- _Material supplied_
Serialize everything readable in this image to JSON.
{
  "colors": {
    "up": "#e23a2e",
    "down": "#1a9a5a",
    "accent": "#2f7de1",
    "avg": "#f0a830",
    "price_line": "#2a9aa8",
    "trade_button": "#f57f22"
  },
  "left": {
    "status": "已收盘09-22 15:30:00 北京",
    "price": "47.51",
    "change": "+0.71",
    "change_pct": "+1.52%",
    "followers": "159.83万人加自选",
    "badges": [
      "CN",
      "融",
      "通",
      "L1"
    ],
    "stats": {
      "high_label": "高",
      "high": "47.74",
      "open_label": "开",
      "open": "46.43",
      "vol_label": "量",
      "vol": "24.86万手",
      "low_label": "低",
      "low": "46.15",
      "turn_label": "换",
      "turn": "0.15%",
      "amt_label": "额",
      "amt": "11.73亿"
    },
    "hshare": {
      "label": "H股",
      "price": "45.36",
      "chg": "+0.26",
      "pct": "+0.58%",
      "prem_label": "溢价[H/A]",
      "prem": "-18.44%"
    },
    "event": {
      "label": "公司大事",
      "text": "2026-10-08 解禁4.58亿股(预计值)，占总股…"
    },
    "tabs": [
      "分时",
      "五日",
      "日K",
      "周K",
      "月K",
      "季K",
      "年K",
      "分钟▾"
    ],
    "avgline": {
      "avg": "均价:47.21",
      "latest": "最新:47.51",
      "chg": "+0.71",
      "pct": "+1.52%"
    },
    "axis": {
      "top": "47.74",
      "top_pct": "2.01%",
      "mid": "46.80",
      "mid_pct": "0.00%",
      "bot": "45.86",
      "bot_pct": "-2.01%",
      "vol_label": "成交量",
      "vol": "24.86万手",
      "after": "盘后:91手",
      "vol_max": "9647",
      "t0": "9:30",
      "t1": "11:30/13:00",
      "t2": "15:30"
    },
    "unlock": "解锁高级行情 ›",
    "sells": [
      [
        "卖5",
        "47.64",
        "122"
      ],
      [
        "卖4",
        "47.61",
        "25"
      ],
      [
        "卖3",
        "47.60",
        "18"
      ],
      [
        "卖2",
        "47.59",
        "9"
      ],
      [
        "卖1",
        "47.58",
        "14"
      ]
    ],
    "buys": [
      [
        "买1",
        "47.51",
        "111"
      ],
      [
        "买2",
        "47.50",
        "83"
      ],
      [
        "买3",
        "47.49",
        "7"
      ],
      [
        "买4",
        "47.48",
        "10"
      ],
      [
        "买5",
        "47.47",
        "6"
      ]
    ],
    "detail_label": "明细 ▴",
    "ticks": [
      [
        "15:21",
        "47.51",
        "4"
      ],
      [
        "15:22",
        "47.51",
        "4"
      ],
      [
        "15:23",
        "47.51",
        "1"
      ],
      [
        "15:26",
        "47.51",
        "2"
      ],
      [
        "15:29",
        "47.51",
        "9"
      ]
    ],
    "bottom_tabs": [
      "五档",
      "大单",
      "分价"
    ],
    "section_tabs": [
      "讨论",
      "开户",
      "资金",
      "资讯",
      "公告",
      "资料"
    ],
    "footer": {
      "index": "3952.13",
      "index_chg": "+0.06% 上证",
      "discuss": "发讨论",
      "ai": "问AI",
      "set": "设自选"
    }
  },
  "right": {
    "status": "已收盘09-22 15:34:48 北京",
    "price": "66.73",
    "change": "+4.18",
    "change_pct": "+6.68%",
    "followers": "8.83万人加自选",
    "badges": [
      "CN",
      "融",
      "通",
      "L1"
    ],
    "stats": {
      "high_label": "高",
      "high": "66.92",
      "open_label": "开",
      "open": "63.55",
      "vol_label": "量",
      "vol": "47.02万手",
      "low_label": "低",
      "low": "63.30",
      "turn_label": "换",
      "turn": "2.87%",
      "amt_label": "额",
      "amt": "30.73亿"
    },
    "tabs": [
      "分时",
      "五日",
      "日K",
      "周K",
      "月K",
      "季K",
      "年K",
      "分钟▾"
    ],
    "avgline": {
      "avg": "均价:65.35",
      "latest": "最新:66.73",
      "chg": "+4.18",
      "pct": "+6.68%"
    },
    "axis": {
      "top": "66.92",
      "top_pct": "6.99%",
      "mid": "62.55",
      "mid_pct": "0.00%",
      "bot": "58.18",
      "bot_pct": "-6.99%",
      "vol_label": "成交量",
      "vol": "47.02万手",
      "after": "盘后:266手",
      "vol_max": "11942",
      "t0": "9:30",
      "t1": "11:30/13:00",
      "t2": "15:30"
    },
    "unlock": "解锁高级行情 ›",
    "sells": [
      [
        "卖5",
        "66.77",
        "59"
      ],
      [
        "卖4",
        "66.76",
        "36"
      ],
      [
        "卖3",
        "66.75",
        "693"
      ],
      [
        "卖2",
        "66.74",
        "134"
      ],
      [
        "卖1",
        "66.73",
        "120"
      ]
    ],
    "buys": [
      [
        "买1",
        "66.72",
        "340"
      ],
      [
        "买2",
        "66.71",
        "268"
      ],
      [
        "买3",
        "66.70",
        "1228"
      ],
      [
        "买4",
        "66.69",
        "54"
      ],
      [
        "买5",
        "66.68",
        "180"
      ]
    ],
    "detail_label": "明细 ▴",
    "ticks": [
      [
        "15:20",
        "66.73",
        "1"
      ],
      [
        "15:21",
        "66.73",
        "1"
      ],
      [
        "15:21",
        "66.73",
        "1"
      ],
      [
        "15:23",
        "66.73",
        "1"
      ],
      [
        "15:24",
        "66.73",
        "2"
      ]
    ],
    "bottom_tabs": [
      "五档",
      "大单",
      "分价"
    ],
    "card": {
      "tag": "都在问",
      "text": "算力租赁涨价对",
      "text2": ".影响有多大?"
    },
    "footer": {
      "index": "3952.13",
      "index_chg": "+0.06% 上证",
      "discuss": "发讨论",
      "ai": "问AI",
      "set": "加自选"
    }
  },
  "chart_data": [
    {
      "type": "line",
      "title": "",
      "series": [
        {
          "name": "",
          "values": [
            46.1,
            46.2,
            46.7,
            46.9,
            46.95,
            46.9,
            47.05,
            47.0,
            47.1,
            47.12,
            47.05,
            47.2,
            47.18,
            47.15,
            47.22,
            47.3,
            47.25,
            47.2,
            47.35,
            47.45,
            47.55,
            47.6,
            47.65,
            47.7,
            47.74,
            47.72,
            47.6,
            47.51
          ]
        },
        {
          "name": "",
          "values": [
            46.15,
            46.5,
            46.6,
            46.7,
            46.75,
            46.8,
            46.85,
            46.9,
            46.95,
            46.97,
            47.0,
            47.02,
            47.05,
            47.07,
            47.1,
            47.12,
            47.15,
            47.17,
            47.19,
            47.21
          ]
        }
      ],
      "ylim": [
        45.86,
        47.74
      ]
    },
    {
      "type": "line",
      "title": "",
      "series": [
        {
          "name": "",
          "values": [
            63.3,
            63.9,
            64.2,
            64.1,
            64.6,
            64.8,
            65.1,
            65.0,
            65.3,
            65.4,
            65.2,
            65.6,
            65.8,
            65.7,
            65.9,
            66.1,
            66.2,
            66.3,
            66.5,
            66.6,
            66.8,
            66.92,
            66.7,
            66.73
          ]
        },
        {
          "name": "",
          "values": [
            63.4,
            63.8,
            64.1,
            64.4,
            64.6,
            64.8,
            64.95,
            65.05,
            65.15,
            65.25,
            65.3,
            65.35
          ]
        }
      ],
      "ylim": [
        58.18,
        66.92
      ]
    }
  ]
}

- _Directions_
Repeat the records above exactly.

- _Solution to the problem_
Serialize everything readable in this image to JSON.
{
  "colors": {
    "up": "#e23a2e",
    "down": "#1a9a5a",
    "accent": "#2f7de1",
    "avg": "#f0a830",
    "price_line": "#2a9aa8",
    "trade_button": "#f57f22"
  },
  "left": {
    "status": "已收盘09-22 15:30:00 北京",
    "price": "47.51",
    "change": "+0.71",
    "change_pct": "+1.52%",
    "followers": "159.83万人加自选",
    "badges": [
      "CN",
      "融",
      "通",
      "L1"
    ],
    "stats": {
      "high_label": "高",
      "high": "47.74",
      "open_label": "开",
      "open": "46.43",
      "vol_label": "量",
      "vol": "24.86万手",
      "low_label": "低",
      "low": "46.15",
      "turn_label": "换",
      "turn": "0.15%",
      "amt_label": "额",
      "amt": "11.73亿"
    },
    "hshare": {
      "label": "H股",
      "price": "45.36",
      "chg": "+0.26",
      "pct": "+0.58%",
      "prem_label": "溢价[H/A]",
      "prem": "-18.44%"
    },
    "event": {
      "label": "公司大事",
      "text": "2026-10-08 解禁4.58亿股(预计值)，占总股…"
    },
    "tabs": [
      "分时",
      "五日",
      "日K",
      "周K",
      "月K",
      "季K",
      "年K",
      "分钟▾"
    ],
    "avgline": {
      "avg": "均价:47.21",
      "latest": "最新:47.51",
      "chg": "+0.71",
      "pct": "+1.52%"
    },
    "axis": {
      "top": "47.74",
      "top_pct": "2.01%",
      "mid": "46.80",
      "mid_pct": "0.00%",
      "bot": "45.86",
      "bot_pct": "-2.01%",
      "vol_label": "成交量",
      "vol": "24.86万手",
      "after": "盘后:91手",
      "vol_max": "9647",
      "t0": "9:30",
      "t1": "11:30/13:00",
      "t2": "15:30"
    },
    "unlock": "解锁高级行情 ›",
    "sells": [
      [
        "卖5",
        "47.64",
        "122"
      ],
      [
        "卖4",
        "47.61",
        "25"
      ],
      [
        "卖3",
        "47.60",
        "18"
      ],
      [
        "卖2",
        "47.59",
        "9"
      ],
      [
        "卖1",
        "47.58",
        "14"
      ]
    ],
    "buys": [
      [
        "买1",
        "47.51",
        "111"
      ],
      [
        "买2",
        "47.50",
        "83"
      ],
      [
        "买3",
        "47.49",
        "7"
      ],
      [
        "买4",
        "47.48",
        "10"
      ],
      [
        "买5",
        "47.47",
        "6"
      ]
    ],
    "detail_label": "明细 ▴",
    "ticks": [
      [
        "15:21",
        "47.51",
        "4"
      ],
      [
        "15:22",
        "47.51",
        "4"
      ],
      [
        "15:23",
        "47.51",
        "1"
      ],
      [
        "15:26",
        "47.51",
        "2"
      ],
      [
        "15:29",
        "47.51",
        "9"
      ]
    ],
    "bottom_tabs": [
      "五档",
      "大单",
      "分价"
    ],
    "section_tabs": [
      "讨论",
      "开户",
      "资金",
      "资讯",
      "公告",
      "资料"
    ],
    "footer": {
      "index": "3952.13",
      "index_chg": "+0.06% 上证",
      "discuss": "发讨论",
      "ai": "问AI",
      "set": "设自选"
    }
  },
  "right": {
    "status": "已收盘09-22 15:34:48 北京",
    "price": "66.73",
    "change": "+4.18",
    "change_pct": "+6.68%",
    "followers": "8.83万人加自选",
    "badges": [
      "CN",
      "融",
      "通",
      "L1"
    ],
    "stats": {
      "high_label": "高",
      "high": "66.92",
      "open_label": "开",
      "open": "63.55",
      "vol_label": "量",
      "vol": "47.02万手",
      "low_label": "低",
      "low": "63.30",
      "turn_label": "换",
      "turn": "2.87%",
      "amt_label": "额",
      "amt": "30.73亿"
    },
    "tabs": [
      "分时",
      "五日",
      "日K",
      "周K",
      "月K",
      "季K",
      "年K",
      "分钟▾"
    ],
    "avgline": {
      "avg": "均价:65.35",
      "latest": "最新:66.73",
      "chg": "+4.18",
      "pct": "+6.68%"
    },
    "axis": {
      "top": "66.92",
      "top_pct": "6.99%",
      "mid": "62.55",
      "mid_pct": "0.00%",
      "bot": "58.18",
      "bot_pct": "-6.99%",
      "vol_label": "成交量",
      "vol": "47.02万手",
      "after": "盘后:266手",
      "vol_max": "11942",
      "t0": "9:30",
      "t1": "11:30/13:00",
      "t2": "15:30"
    },
    "unlock": "解锁高级行情 ›",
    "sells": [
      [
        "卖5",
        "66.77",
        "59"
      ],
      [
        "卖4",
        "66.76",
        "36"
      ],
      [
        "卖3",
        "66.75",
        "693"
      ],
      [
        "卖2",
        "66.74",
        "134"
      ],
      [
        "卖1",
        "66.73",
        "120"
      ]
    ],
    "buys": [
      [
        "买1",
        "66.72",
        "340"
      ],
      [
        "买2",
        "66.71",
        "268"
      ],
      [
        "买3",
        "66.70",
        "1228"
      ],
      [
        "买4",
        "66.69",
        "54"
      ],
      [
        "买5",
        "66.68",
        "180"
      ]
    ],
    "detail_label": "明细 ▴",
    "ticks": [
      [
        "15:20",
        "66.73",
        "1"
      ],
      [
        "15:21",
        "66.73",
        "1"
      ],
      [
        "15:21",
        "66.73",
        "1"
      ],
      [
        "15:23",
        "66.73",
        "1"
      ],
      [
        "15:24",
        "66.73",
        "2"
      ]
    ],
    "bottom_tabs": [
      "五档",
      "大单",
      "分价"
    ],
    "card": {
      "tag": "都在问",
      "text": "算力租赁涨价对",
      "text2": ".影响有多大?"
    },
    "footer": {
      "index": "3952.13",
      "index_chg": "+0.06% 上证",
      "discuss": "发讨论",
      "ai": "问AI",
      "set": "加自选"
    }
  },
  "chart_data": [
    {
      "type": "line",
      "title": "",
      "series": [
        {
          "name": "",
          "values": [
            46.1,
            46.2,
            46.7,
            46.9,
            46.95,
            46.9,
            47.05,
            47.0,
            47.1,
            47.12,
            47.05,
            47.2,
            47.18,
            47.15,
            47.22,
            47.3,
            47.25,
            47.2,
            47.35,
            47.45,
            47.55,
            47.6,
            47.65,
            47.7,
            47.74,
            47.72,
            47.6,
            47.51
          ]
        },
        {
          "name": "",
          "values": [
            46.15,
            46.5,
            46.6,
            46.7,
            46.75,
            46.8,
            46.85,
            46.9,
            46.95,
            46.97,
            47.0,
            47.02,
            47.05,
            47.07,
            47.1,
            47.12,
            47.15,
            47.17,
            47.19,
            47.21
          ]
        }
      ],
      "ylim": [
        45.86,
        47.74
      ]
    },
    {
      "type": "line",
      "title": "",
      "series": [
        {
          "name": "",
          "values": [
            63.3,
            63.9,
            64.2,
            64.1,
            64.6,
            64.8,
            65.1,
            65.0,
            65.3,
            65.4,
            65.2,
            65.6,
            65.8,
            65.7,
            65.9,
            66.1,
            66.2,
            66.3,
            66.5,
            66.6,
            66.8,
            66.92,
            66.7,
            66.73
          ]
        },
        {
          "name": "",
          "values": [
            63.4,
            63.8,
            64.1,
            64.4,
            64.6,
            64.8,
            64.95,
            65.05,
            65.15,
            65.25,
            65.3,
            65.35
          ]
        }
      ],
      "ylim": [
        58.18,
        66.92
      ]
    }
  ]
}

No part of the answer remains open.